What is being asked –
Would you output the whole listing below, exactly as it reads?

Collection entries –
************
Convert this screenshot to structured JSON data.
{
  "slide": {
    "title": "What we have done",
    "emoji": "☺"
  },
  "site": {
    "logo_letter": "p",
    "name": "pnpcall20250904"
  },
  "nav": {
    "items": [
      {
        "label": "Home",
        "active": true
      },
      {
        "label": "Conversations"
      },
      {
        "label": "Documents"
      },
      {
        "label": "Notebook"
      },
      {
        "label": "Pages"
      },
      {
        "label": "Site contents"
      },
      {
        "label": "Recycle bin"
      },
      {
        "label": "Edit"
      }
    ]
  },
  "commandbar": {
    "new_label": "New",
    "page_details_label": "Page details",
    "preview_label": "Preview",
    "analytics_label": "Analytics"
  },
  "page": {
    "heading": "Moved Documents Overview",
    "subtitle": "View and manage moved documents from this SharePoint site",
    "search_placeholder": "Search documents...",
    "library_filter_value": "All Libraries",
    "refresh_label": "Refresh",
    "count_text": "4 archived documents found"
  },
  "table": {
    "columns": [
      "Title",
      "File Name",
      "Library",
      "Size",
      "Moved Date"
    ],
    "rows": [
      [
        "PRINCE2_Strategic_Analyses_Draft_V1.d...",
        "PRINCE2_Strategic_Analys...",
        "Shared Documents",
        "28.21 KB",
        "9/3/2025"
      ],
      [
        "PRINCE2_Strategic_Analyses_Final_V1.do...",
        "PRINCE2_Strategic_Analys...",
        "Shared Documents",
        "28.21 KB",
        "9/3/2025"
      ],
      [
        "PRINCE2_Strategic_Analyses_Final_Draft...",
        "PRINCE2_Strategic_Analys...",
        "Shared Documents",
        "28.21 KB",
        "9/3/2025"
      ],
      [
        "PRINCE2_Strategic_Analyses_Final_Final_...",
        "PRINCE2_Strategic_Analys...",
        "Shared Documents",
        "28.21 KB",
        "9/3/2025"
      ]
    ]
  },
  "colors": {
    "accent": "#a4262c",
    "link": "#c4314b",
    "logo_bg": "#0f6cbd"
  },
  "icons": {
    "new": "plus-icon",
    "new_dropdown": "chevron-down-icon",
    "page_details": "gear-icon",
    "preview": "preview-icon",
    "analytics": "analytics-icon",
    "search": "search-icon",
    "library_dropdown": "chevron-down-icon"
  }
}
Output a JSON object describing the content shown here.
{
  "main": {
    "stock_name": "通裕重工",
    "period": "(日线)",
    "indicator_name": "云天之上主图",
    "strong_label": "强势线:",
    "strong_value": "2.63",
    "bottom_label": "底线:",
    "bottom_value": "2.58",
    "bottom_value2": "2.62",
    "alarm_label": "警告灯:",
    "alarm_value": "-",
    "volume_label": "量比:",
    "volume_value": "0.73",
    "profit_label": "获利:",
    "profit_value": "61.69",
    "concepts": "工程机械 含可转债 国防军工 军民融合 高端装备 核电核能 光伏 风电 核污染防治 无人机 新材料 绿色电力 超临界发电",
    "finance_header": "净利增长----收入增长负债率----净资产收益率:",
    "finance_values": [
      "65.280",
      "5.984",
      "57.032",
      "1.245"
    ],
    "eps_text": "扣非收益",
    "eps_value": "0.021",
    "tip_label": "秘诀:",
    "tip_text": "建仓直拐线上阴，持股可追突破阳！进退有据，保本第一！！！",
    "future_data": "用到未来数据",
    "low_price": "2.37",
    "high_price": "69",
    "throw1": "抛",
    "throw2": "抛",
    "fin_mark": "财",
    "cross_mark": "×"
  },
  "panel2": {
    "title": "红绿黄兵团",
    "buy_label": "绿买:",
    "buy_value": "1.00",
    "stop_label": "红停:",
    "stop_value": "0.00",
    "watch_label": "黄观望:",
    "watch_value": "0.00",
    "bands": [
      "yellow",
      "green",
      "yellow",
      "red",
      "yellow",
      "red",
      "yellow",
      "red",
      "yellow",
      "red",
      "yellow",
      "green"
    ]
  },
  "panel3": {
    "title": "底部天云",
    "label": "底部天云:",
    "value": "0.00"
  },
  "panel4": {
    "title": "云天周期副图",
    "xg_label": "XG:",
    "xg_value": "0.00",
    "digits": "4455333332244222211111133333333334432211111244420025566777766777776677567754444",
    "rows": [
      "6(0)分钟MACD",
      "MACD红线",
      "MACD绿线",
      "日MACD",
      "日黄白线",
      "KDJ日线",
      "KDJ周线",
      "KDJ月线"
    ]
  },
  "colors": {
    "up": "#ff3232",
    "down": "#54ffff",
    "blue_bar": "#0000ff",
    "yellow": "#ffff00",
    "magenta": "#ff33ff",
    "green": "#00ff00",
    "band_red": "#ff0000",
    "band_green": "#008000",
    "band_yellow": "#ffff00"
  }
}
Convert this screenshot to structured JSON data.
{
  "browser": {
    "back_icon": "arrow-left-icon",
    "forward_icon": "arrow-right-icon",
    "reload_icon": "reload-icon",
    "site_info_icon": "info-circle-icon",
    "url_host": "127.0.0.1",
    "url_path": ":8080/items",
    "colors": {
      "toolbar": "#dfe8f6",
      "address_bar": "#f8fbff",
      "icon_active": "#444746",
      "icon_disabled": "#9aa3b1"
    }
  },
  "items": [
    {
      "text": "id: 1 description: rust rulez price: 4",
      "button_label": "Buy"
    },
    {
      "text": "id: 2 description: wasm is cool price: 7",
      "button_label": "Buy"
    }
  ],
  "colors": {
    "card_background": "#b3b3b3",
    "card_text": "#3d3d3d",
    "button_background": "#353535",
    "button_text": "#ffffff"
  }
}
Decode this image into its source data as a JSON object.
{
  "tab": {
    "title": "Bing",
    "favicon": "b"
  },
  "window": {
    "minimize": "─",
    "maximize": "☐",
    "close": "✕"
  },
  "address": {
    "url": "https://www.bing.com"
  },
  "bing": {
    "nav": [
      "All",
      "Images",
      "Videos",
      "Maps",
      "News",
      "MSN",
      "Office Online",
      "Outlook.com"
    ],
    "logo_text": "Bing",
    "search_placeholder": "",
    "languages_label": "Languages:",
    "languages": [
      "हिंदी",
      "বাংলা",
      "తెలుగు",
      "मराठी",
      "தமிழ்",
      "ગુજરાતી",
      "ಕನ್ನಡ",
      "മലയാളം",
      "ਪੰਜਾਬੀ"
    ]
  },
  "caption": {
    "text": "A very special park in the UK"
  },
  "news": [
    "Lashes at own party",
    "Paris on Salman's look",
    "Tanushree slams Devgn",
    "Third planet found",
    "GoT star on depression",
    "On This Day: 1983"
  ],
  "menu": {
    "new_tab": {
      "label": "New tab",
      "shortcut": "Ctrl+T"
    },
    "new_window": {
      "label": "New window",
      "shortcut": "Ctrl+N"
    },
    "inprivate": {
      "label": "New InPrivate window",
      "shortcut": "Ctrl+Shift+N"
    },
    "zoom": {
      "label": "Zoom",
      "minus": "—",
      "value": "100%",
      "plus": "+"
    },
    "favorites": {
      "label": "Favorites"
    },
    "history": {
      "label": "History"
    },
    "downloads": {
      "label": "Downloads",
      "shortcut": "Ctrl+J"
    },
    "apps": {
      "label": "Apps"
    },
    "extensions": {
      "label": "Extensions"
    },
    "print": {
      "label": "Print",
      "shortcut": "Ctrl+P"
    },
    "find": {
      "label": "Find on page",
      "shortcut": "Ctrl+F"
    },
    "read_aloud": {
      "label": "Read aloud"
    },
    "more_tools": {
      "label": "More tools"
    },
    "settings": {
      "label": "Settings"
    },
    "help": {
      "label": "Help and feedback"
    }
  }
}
************
Reply to the exercise –
Convert this screenshot to structured JSON data.
{
  "slide": {
    "title": "What we have done",
    "emoji": "☺"
  },
  "site": {
    "logo_letter": "p",
    "name": "pnpcall20250904"
  },
  "nav": {
    "items": [
      {
        "label": "Home",
        "active": true
      },
      {
        "label": "Conversations"
      },
      {
        "label": "Documents"
      },
      {
        "label": "Notebook"
      },
      {
        "label": "Pages"
      },
      {
        "label": "Site contents"
      },
      {
        "label": "Recycle bin"
      },
      {
        "label": "Edit"
      }
    ]
  },
  "commandbar": {
    "new_label": "New",
    "page_details_label": "Page details",
    "preview_label": "Preview",
    "analytics_label": "Analytics"
  },
  "page": {
    "heading": "Moved Documents Overview",
    "subtitle": "View and manage moved documents from this SharePoint site",
    "search_placeholder": "Search documents...",
    "library_filter_value": "All Libraries",
    "refresh_label": "Refresh",
    "count_text": "4 archived documents found"
  },
  "table": {
    "columns": [
      "Title",
      "File Name",
      "Library",
      "Size",
      "Moved Date"
    ],
    "rows": [
      [
        "PRINCE2_Strategic_Analyses_Draft_V1.d...",
        "PRINCE2_Strategic_Analys...",
        "Shared Documents",
        "28.21 KB",
        "9/3/2025"
      ],
      [
        "PRINCE2_Strategic_Analyses_Final_V1.do...",
        "PRINCE2_Strategic_Analys...",
        "Shared Documents",
        "28.21 KB",
        "9/3/2025"
      ],
      [
        "PRINCE2_Strategic_Analyses_Final_Draft...",
        "PRINCE2_Strategic_Analys...",
        "Shared Documents",
        "28.21 KB",
        "9/3/2025"
      ],
      [
        "PRINCE2_Strategic_Analyses_Final_Final_...",
        "PRINCE2_Strategic_Analys...",
        "Shared Documents",
        "28.21 KB",
        "9/3/2025"
      ]
    ]
  },
  "colors": {
    "accent": "#a4262c",
    "link": "#c4314b",
    "logo_bg": "#0f6cbd"
  },
  "icons": {
    "new": "plus-icon",
    "new_dropdown": "chevron-down-icon",
    "page_details": "gear-icon",
    "preview": "preview-icon",
    "analytics": "analytics-icon",
    "search": "search-icon",
    "library_dropdown": "chevron-down-icon"
  }
}
Output a JSON object describing the content shown here.
{
  "main": {
    "stock_name": "通裕重工",
    "period": "(日线)",
    "indicator_name": "云天之上主图",
    "strong_label": "强势线:",
    "strong_value": "2.63",
    "bottom_label": "底线:",
    "bottom_value": "2.58",
    "bottom_value2": "2.62",
    "alarm_label": "警告灯:",
    "alarm_value": "-",
    "volume_label": "量比:",
    "volume_value": "0.73",
    "profit_label": "获利:",
    "profit_value": "61.69",
    "concepts": "工程机械 含可转债 国防军工 军民融合 高端装备 核电核能 光伏 风电 核污染防治 无人机 新材料 绿色电力 超临界发电",
    "finance_header": "净利增长----收入增长负债率----净资产收益率:",
    "finance_values": [
      "65.280",
      "5.984",
      "57.032",
      "1.245"
    ],
    "eps_text": "扣非收益",
    "eps_value": "0.021",
    "tip_label": "秘诀:",
    "tip_text": "建仓直拐线上阴，持股可追突破阳！进退有据，保本第一！！！",
    "future_data": "用到未来数据",
    "low_price": "2.37",
    "high_price": "69",
    "throw1": "抛",
    "throw2": "抛",
    "fin_mark": "财",
    "cross_mark": "×"
  },
  "panel2": {
    "title": "红绿黄兵团",
    "buy_label": "绿买:",
    "buy_value": "1.00",
    "stop_label": "红停:",
    "stop_value": "0.00",
    "watch_label": "黄观望:",
    "watch_value": "0.00",
    "bands": [
      "yellow",
      "green",
      "yellow",
      "red",
      "yellow",
      "red",
      "yellow",
      "red",
      "yellow",
      "red",
      "yellow",
      "green"
    ]
  },
  "panel3": {
    "title": "底部天云",
    "label": "底部天云:",
    "value": "0.00"
  },
  "panel4": {
    "title": "云天周期副图",
    "xg_label": "XG:",
    "xg_value": "0.00",
    "digits": "4455333332244222211111133333333334432211111244420025566777766777776677567754444",
    "rows": [
      "6(0)分钟MACD",
      "MACD红线",
      "MACD绿线",
      "日MACD",
      "日黄白线",
      "KDJ日线",
      "KDJ周线",
      "KDJ月线"
    ]
  },
  "colors": {
    "up": "#ff3232",
    "down": "#54ffff",
    "blue_bar": "#0000ff",
    "yellow": "#ffff00",
    "magenta": "#ff33ff",
    "green": "#00ff00",
    "band_red": "#ff0000",
    "band_green": "#008000",
    "band_yellow": "#ffff00"
  }
}
Convert this screenshot to structured JSON data.
{
  "browser": {
    "back_icon": "arrow-left-icon",
    "forward_icon": "arrow-right-icon",
    "reload_icon": "reload-icon",
    "site_info_icon": "info-circle-icon",
    "url_host": "127.0.0.1",
    "url_path": ":8080/items",
    "colors": {
      "toolbar": "#dfe8f6",
      "address_bar": "#f8fbff",
      "icon_active": "#444746",
      "icon_disabled": "#9aa3b1"
    }
  },
  "items": [
    {
      "text": "id: 1 description: rust rulez price: 4",
      "button_label": "Buy"
    },
    {
      "text": "id: 2 description: wasm is cool price: 7",
      "button_label": "Buy"
    }
  ],
  "colors": {
    "card_background": "#b3b3b3",
    "card_text": "#3d3d3d",
    "button_background": "#353535",
    "button_text": "#ffffff"
  }
}
Decode this image into its source data as a JSON object.
{
  "tab": {
    "title": "Bing",
    "favicon": "b"
  },
  "window": {
    "minimize": "─",
    "maximize": "☐",
    "close": "✕"
  },
  "address": {
    "url": "https://www.bing.com"
  },
  "bing": {
    "nav": [
      "All",
      "Images",
      "Videos",
      "Maps",
      "News",
      "MSN",
      "Office Online",
      "Outlook.com"
    ],
    "logo_text": "Bing",
    "search_placeholder": "",
    "languages_label": "Languages:",
    "languages": [
      "हिंदी",
      "বাংলা",
      "తెలుగు",
      "मराठी",
      "தமிழ்",
      "ગુજરાતી",
      "ಕನ್ನಡ",
      "മലയാളം",
      "ਪੰਜਾਬੀ"
    ]
  },
  "caption": {
    "text": "A very special park in the UK"
  },
  "news": [
    "Lashes at own party",
    "Paris on Salman's look",
    "Tanushree slams Devgn",
    "Third planet found",
    "GoT star on depression",
    "On This Day: 1983"
  ],
  "menu": {
    "new_tab": {
      "label": "New tab",
      "shortcut": "Ctrl+T"
    },
    "new_window": {
      "label": "New window",
      "shortcut": "Ctrl+N"
    },
    "inprivate": {
      "label": "New InPrivate window",
      "shortcut": "Ctrl+Shift+N"
    },
    "zoom": {
      "label": "Zoom",
      "minus": "—",
      "value": "100%",
      "plus": "+"
    },
    "favorites": {
      "label": "Favorites"
    },
    "history": {
      "label": "History"
    },
    "downloads": {
      "label": "Downloads",
      "shortcut": "Ctrl+J"
    },
    "apps": {
      "label": "Apps"
    },
    "extensions": {
      "label": "Extensions"
    },
    "print": {
      "label": "Print",
      "shortcut": "Ctrl+P"
    },
    "find": {
      "label": "Find on page",
      "shortcut": "Ctrl+F"
    },
    "read_aloud": {
      "label": "Read aloud"
    },
    "more_tools": {
      "label": "More tools"
    },
    "settings": {
      "label": "Settings"
    },
    "help": {
      "label": "Help and feedback"
    }
  }
}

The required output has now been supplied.